PROBLEM TO SOLVE.
Copy every line of the listing that holds the string "level".

------ INPUT RECORDS ------

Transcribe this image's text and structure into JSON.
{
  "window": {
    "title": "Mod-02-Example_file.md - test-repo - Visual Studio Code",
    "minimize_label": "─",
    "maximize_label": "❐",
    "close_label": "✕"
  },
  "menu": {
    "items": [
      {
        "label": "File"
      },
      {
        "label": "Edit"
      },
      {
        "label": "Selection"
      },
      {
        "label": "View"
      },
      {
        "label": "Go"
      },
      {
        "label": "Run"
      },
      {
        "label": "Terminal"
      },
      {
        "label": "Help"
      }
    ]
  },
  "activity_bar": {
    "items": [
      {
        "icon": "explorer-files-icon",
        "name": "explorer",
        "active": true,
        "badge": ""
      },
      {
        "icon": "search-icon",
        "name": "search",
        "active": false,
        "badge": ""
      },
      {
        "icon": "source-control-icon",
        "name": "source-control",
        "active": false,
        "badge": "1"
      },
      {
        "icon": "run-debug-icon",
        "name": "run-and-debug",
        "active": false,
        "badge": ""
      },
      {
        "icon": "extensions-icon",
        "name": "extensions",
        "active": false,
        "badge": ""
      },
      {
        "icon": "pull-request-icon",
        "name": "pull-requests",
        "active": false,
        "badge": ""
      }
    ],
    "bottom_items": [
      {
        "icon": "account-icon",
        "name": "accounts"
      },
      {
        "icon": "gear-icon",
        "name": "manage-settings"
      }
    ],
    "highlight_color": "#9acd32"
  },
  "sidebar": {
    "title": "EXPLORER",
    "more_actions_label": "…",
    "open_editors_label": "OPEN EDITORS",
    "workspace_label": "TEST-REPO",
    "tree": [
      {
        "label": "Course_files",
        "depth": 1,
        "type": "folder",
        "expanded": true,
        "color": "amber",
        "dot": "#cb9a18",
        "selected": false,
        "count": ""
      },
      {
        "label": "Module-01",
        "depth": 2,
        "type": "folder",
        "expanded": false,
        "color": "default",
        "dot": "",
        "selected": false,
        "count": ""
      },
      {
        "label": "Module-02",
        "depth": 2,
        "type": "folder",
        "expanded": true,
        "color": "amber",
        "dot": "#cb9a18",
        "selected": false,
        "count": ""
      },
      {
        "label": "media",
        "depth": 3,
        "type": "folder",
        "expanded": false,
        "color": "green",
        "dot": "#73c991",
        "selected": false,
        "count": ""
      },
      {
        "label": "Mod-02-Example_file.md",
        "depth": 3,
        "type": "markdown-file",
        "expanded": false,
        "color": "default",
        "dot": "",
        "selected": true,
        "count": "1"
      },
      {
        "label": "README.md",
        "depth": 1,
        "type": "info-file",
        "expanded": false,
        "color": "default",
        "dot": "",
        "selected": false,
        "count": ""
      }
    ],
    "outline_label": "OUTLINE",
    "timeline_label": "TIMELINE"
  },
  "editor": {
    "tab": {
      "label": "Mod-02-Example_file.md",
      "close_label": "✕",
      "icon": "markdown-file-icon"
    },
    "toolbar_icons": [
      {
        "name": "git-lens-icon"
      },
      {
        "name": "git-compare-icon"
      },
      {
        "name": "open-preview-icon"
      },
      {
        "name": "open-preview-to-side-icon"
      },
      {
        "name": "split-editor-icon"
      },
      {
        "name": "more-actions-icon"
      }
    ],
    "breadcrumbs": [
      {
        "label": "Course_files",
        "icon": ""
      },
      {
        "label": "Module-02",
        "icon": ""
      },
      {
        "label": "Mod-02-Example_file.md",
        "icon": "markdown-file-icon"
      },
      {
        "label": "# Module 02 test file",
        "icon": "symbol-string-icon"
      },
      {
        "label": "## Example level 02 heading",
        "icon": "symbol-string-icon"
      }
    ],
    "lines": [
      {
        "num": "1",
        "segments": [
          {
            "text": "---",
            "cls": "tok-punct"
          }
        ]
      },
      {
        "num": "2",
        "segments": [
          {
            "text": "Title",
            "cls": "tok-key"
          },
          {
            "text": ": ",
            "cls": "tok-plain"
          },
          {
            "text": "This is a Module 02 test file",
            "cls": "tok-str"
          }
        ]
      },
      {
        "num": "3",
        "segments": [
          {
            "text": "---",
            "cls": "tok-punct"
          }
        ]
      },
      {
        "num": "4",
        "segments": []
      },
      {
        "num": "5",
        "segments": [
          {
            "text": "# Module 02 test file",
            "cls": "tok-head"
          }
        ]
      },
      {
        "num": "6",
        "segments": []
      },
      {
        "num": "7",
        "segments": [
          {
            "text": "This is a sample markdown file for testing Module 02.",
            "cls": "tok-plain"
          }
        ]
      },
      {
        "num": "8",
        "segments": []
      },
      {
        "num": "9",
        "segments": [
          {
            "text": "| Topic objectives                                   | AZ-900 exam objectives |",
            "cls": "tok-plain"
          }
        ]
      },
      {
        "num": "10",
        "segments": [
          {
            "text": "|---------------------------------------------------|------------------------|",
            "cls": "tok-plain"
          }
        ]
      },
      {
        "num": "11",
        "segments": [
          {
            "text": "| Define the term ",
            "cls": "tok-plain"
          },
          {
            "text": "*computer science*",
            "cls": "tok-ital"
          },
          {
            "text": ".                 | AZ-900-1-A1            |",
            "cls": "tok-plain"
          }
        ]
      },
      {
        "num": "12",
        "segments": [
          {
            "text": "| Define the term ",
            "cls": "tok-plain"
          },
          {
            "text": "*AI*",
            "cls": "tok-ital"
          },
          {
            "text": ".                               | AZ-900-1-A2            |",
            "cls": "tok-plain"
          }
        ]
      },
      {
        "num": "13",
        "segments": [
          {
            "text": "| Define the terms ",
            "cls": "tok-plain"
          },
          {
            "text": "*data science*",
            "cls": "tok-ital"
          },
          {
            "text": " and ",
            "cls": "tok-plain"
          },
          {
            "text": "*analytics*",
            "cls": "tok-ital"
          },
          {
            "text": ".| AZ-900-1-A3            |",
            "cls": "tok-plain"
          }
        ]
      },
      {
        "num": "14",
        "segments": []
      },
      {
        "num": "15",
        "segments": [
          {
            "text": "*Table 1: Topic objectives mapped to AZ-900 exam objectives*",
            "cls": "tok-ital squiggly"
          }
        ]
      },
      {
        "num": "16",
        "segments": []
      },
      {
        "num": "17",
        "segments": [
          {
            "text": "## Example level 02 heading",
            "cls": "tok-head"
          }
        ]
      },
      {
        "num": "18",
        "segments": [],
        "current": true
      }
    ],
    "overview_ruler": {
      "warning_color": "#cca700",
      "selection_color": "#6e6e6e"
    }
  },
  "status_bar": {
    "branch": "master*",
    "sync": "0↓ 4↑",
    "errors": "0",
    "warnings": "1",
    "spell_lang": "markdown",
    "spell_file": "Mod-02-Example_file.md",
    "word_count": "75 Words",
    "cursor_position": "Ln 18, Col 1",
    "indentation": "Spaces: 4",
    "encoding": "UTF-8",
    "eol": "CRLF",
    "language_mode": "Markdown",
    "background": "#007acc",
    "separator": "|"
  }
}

------

REPLY TO THE EXERCISE.
        "label": "## Example level 02 heading",
            "text": "## Example level 02 heading",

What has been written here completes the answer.